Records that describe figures
## start

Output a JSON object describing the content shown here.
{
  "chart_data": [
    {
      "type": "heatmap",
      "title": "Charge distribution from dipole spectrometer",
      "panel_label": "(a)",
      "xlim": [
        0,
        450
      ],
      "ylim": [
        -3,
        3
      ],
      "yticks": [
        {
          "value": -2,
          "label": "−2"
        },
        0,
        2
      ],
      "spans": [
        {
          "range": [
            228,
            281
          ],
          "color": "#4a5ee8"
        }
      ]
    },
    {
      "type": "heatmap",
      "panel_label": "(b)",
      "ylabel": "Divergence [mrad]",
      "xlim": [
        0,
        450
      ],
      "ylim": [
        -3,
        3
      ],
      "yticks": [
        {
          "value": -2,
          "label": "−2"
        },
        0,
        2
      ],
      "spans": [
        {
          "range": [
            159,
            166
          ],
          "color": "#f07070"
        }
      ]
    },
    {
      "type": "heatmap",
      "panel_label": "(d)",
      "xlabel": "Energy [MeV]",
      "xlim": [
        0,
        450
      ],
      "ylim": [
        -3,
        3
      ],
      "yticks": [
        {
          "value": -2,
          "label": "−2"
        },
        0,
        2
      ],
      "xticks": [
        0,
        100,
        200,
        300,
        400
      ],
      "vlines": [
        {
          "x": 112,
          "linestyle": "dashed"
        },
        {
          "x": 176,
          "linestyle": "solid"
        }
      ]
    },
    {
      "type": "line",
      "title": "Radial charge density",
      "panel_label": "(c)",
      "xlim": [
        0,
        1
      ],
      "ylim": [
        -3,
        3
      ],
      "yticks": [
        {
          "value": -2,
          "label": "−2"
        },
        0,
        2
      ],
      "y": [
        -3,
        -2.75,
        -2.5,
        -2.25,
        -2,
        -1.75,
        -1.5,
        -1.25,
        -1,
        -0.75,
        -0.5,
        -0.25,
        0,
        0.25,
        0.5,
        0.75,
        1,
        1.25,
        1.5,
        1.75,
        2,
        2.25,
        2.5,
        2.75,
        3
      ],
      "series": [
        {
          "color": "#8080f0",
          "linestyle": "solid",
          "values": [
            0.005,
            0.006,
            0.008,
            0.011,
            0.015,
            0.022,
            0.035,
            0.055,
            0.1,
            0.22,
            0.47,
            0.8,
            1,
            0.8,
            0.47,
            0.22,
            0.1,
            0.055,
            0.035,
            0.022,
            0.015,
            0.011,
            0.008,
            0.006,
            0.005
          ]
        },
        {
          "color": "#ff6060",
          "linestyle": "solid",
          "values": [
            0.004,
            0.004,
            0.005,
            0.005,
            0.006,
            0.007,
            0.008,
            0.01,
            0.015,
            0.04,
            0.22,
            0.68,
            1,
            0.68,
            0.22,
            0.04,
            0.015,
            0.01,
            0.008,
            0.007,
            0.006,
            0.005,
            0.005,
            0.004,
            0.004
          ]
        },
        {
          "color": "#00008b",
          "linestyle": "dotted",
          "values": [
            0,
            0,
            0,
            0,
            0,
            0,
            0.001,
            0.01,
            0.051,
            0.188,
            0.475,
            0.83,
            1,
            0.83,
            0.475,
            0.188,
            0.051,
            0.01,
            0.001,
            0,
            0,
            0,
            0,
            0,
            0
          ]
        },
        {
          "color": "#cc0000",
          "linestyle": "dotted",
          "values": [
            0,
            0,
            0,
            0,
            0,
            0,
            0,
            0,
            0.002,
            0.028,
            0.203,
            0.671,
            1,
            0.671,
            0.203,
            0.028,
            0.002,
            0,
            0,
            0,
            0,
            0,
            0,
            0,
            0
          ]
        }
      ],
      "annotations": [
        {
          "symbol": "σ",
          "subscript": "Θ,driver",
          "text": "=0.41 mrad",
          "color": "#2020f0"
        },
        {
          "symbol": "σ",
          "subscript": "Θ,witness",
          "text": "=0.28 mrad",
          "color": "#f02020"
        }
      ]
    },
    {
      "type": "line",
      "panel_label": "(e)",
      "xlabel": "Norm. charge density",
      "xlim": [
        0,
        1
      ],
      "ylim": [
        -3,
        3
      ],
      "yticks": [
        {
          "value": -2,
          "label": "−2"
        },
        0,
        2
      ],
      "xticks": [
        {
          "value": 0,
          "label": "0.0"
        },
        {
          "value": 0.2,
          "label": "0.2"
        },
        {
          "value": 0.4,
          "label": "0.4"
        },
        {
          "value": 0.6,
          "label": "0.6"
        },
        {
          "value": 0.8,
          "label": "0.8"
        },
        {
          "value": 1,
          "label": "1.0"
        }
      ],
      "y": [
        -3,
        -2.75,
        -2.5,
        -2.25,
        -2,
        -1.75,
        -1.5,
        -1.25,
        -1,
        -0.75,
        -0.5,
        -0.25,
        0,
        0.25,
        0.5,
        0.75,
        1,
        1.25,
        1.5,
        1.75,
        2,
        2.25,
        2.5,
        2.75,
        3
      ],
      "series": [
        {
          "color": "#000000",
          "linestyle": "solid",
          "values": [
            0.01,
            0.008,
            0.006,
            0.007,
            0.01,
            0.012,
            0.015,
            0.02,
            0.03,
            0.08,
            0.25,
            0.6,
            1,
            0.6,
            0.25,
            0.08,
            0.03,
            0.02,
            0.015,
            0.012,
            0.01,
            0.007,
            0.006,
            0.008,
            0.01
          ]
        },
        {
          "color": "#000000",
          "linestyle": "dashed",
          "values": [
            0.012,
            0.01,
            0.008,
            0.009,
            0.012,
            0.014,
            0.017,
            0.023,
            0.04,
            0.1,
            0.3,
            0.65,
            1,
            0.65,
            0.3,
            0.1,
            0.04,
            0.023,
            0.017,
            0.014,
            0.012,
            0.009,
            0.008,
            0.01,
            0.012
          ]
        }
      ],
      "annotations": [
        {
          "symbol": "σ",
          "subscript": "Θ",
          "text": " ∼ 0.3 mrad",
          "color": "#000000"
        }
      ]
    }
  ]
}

## end

*What the task asks:* Reproduce the data, keeping every line exactly the same.

*Expected output:*
Output a JSON object describing the content shown here.
{
  "chart_data": [
    {
      "type": "heatmap",
      "title": "Charge distribution from dipole spectrometer",
      "panel_label": "(a)",
      "xlim": [
        0,
        450
      ],
      "ylim": [
        -3,
        3
      ],
      "yticks": [
        {
          "value": -2,
          "label": "−2"
        },
        0,
        2
      ],
      "spans": [
        {
          "range": [
            228,
            281
          ],
          "color": "#4a5ee8"
        }
      ]
    },
    {
      "type": "heatmap",
      "panel_label": "(b)",
      "ylabel": "Divergence [mrad]",
      "xlim": [
        0,
        450
      ],
      "ylim": [
        -3,
        3
      ],
      "yticks": [
        {
          "value": -2,
          "label": "−2"
        },
        0,
        2
      ],
      "spans": [
        {
          "range": [
            159,
            166
          ],
          "color": "#f07070"
        }
      ]
    },
    {
      "type": "heatmap",
      "panel_label": "(d)",
      "xlabel": "Energy [MeV]",
      "xlim": [
        0,
        450
      ],
      "ylim": [
        -3,
        3
      ],
      "yticks": [
        {
          "value": -2,
          "label": "−2"
        },
        0,
        2
      ],
      "xticks": [
        0,
        100,
        200,
        300,
        400
      ],
      "vlines": [
        {
          "x": 112,
          "linestyle": "dashed"
        },
        {
          "x": 176,
          "linestyle": "solid"
        }
      ]
    },
    {
      "type": "line",
      "title": "Radial charge density",
      "panel_label": "(c)",
      "xlim": [
        0,
        1
      ],
      "ylim": [
        -3,
        3
      ],
      "yticks": [
        {
          "value": -2,
          "label": "−2"
        },
        0,
        2
      ],
      "y": [
        -3,
        -2.75,
        -2.5,
        -2.25,
        -2,
        -1.75,
        -1.5,
        -1.25,
        -1,
        -0.75,
        -0.5,
        -0.25,
        0,
        0.25,
        0.5,
        0.75,
        1,
        1.25,
        1.5,
        1.75,
        2,
        2.25,
        2.5,
        2.75,
        3
      ],
      "series": [
        {
          "color": "#8080f0",
          "linestyle": "solid",
          "values": [
            0.005,
            0.006,
            0.008,
            0.011,
            0.015,
            0.022,
            0.035,
            0.055,
            0.1,
            0.22,
            0.47,
            0.8,
            1,
            0.8,
            0.47,
            0.22,
            0.1,
            0.055,
            0.035,
            0.022,
            0.015,
            0.011,
            0.008,
            0.006,
            0.005
          ]
        },
        {
          "color": "#ff6060",
          "linestyle": "solid",
          "values": [
            0.004,
            0.004,
            0.005,
            0.005,
            0.006,
            0.007,
            0.008,
            0.01,
            0.015,
            0.04,
            0.22,
            0.68,
            1,
            0.68,
            0.22,
            0.04,
            0.015,
            0.01,
            0.008,
            0.007,
            0.006,
            0.005,
            0.005,
            0.004,
            0.004
          ]
        },
        {
          "color": "#00008b",
          "linestyle": "dotted",
          "values": [
            0,
            0,
            0,
            0,
            0,
            0,
            0.001,
            0.01,
            0.051,
            0.188,
            0.475,
            0.83,
            1,
            0.83,
            0.475,
            0.188,
            0.051,
            0.01,
            0.001,
            0,
            0,
            0,
            0,
            0,
            0
          ]
        },
        {
          "color": "#cc0000",
          "linestyle": "dotted",
          "values": [
            0,
            0,
            0,
            0,
            0,
            0,
            0,
            0,
            0.002,
            0.028,
            0.203,
            0.671,
            1,
            0.671,
            0.203,
            0.028,
            0.002,
            0,
            0,
            0,
            0,
            0,
            0,
            0,
            0
          ]
        }
      ],
      "annotations": [
        {
          "symbol": "σ",
          "subscript": "Θ,driver",
          "text": "=0.41 mrad",
          "color": "#2020f0"
        },
        {
          "symbol": "σ",
          "subscript": "Θ,witness",
          "text": "=0.28 mrad",
          "color": "#f02020"
        }
      ]
    },
    {
      "type": "line",
      "panel_label": "(e)",
      "xlabel": "Norm. charge density",
      "xlim": [
        0,
        1
      ],
      "ylim": [
        -3,
        3
      ],
      "yticks": [
        {
          "value": -2,
          "label": "−2"
        },
        0,
        2
      ],
      "xticks": [
        {
          "value": 0,
          "label": "0.0"
        },
        {
          "value": 0.2,
          "label": "0.2"
        },
        {
          "value": 0.4,
          "label": "0.4"
        },
        {
          "value": 0.6,
          "label": "0.6"
        },
        {
          "value": 0.8,
          "label": "0.8"
        },
        {
          "value": 1,
          "label": "1.0"
        }
      ],
      "y": [
        -3,
        -2.75,
        -2.5,
        -2.25,
        -2,
        -1.75,
        -1.5,
        -1.25,
        -1,
        -0.75,
        -0.5,
        -0.25,
        0,
        0.25,
        0.5,
        0.75,
        1,
        1.25,
        1.5,
        1.75,
        2,
        2.25,
        2.5,
        2.75,
        3
      ],
      "series": [
        {
          "color": "#000000",
          "linestyle": "solid",
          "values": [
            0.01,
            0.008,
            0.006,
            0.007,
            0.01,
            0.012,
            0.015,
            0.02,
            0.03,
            0.08,
            0.25,
            0.6,
            1,
            0.6,
            0.25,
            0.08,
            0.03,
            0.02,
            0.015,
            0.012,
            0.01,
            0.007,
            0.006,
            0.008,
            0.01
          ]
        },
        {
          "color": "#000000",
          "linestyle": "dashed",
          "values": [
            0.012,
            0.01,
            0.008,
            0.009,
            0.012,
            0.014,
            0.017,
            0.023,
            0.04,
            0.1,
            0.3,
            0.65,
            1,
            0.65,
            0.3,
            0.1,
            0.04,
            0.023,
            0.017,
            0.014,
            0.012,
            0.009,
            0.008,
            0.01,
            0.012
          ]
        }
      ],
      "annotations": [
        {
          "symbol": "σ",
          "subscript": "Θ",
          "text": " ∼ 0.3 mrad",
          "color": "#000000"
        }
      ]
    }
  ]
}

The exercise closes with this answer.